**Dataset records on visual material:**
....

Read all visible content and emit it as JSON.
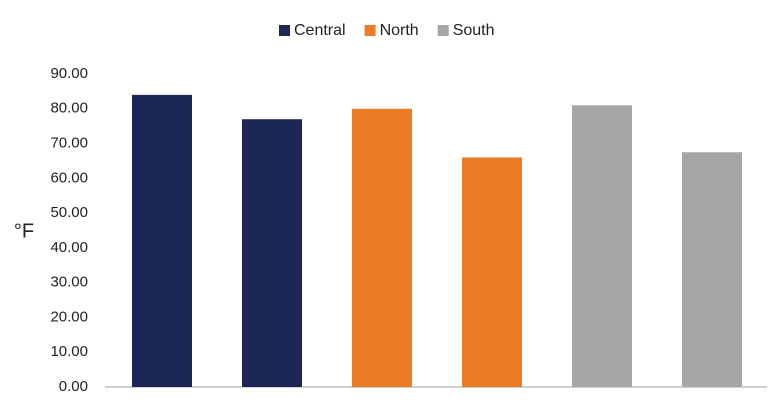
{
  "chart_data": {
    "type": "bar",
    "categories": [
      null,
      null,
      null,
      null,
      null,
      null
    ],
    "series": [
      {
        "name": "Central",
        "color": "#1c2755",
        "values": [
          84,
          77,
          null,
          null,
          null,
          null
        ]
      },
      {
        "name": "North",
        "color": "#ea7c26",
        "values": [
          null,
          null,
          80,
          66,
          null,
          null
        ]
      },
      {
        "name": "South",
        "color": "#a6a6a6",
        "values": [
          null,
          null,
          null,
          null,
          81,
          67.5
        ]
      }
    ],
    "y_label": "°F",
    "ylim": [
      0,
      90
    ],
    "yticks": [
      {
        "value": 0,
        "label": "0.00"
      },
      {
        "value": 10,
        "label": "10.00"
      },
      {
        "value": 20,
        "label": "20.00"
      },
      {
        "value": 30,
        "label": "30.00"
      },
      {
        "value": 40,
        "label": "40.00"
      },
      {
        "value": 50,
        "label": "50.00"
      },
      {
        "value": 60,
        "label": "60.00"
      },
      {
        "value": 70,
        "label": "70.00"
      },
      {
        "value": 80,
        "label": "80.00"
      },
      {
        "value": 90,
        "label": "90.00"
      }
    ],
    "grid": false,
    "legend": "top"
  }
}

....

**TASK GOAL:**
Transcribe all entries above exactly. Drop the pictures.

**TASK SOLUTION:**
Read all visible content and emit it as JSON.
{
  "chart_data": {
    "type": "bar",
    "categories": [
      null,
      null,
      null,
      null,
      null,
      null
    ],
    "series": [
      {
        "name": "Central",
        "color": "#1c2755",
        "values": [
          84,
          77,
          null,
          null,
          null,
          null
        ]
      },
      {
        "name": "North",
        "color": "#ea7c26",
        "values": [
          null,
          null,
          80,
          66,
          null,
          null
        ]
      },
      {
        "name": "South",
        "color": "#a6a6a6",
        "values": [
          null,
          null,
          null,
          null,
          81,
          67.5
        ]
      }
    ],
    "y_label": "°F",
    "ylim": [
      0,
      90
    ],
    "yticks": [
      {
        "value": 0,
        "label": "0.00"
      },
      {
        "value": 10,
        "label": "10.00"
      },
      {
        "value": 20,
        "label": "20.00"
      },
      {
        "value": 30,
        "label": "30.00"
      },
      {
        "value": 40,
        "label": "40.00"
      },
      {
        "value": 50,
        "label": "50.00"
      },
      {
        "value": 60,
        "label": "60.00"
      },
      {
        "value": 70,
        "label": "70.00"
      },
      {
        "value": 80,
        "label": "80.00"
      },
      {
        "value": 90,
        "label": "90.00"
      }
    ],
    "grid": false,
    "legend": "top"
  }
}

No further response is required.